> **What the exercise asks**
Make an exact copy of all the material below, apart from the pictures.

> **Records provided**

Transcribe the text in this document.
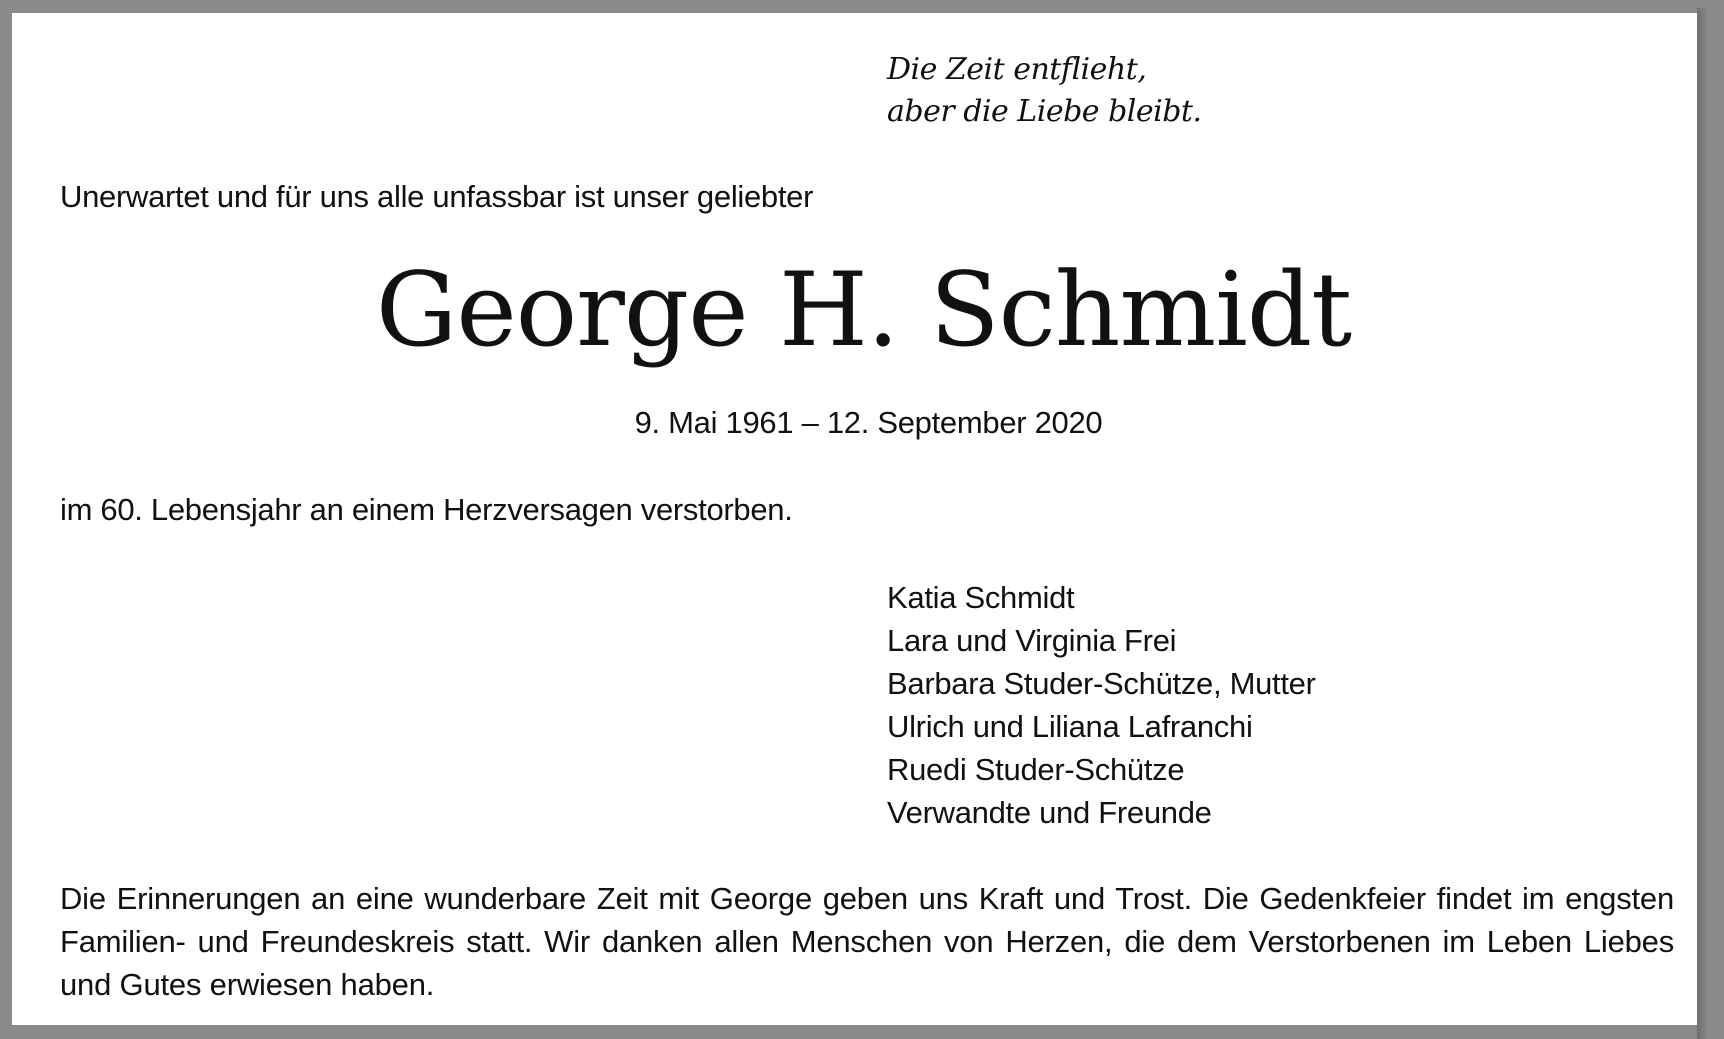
Die Zeit entflieht,
aber die Liebe bleibt.

Unerwartet und für uns alle unfassbar ist unser geliebter

George H. Schmidt

9. Mai 1961 – 12. September 2020

im 60. Lebensjahr an einem Herzversagen verstorben.

Katia Schmidt
Lara und Virginia Frei
Barbara Studer-Schütze, Mutter
Ulrich und Liliana Lafranchi
Ruedi Studer-Schütze
Verwandte und Freunde

Die Erinnerungen an eine wunderbare Zeit mit George geben uns Kraft und Trost. Die Gedenkfeier findet im engsten Familien- und Freundeskreis statt. Wir danken allen Menschen von Herzen, die dem Verstorbenen im Leben Liebes und Gutes erwiesen haben.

> **Problem solution**
Transcribe the text in this document.
Die Zeit entflieht,
aber die Liebe bleibt.

Unerwartet und für uns alle unfassbar ist unser geliebter

George H. Schmidt

9. Mai 1961 – 12. September 2020

im 60. Lebensjahr an einem Herzversagen verstorben.

Katia Schmidt
Lara und Virginia Frei
Barbara Studer-Schütze, Mutter
Ulrich und Liliana Lafranchi
Ruedi Studer-Schütze
Verwandte und Freunde

Die Erinnerungen an eine wunderbare Zeit mit George geben uns Kraft und Trost. Die Gedenkfeier findet im engsten Familien- und Freundeskreis statt. Wir danken allen Menschen von Herzen, die dem Verstorbenen im Leben Liebes und Gutes erwiesen haben.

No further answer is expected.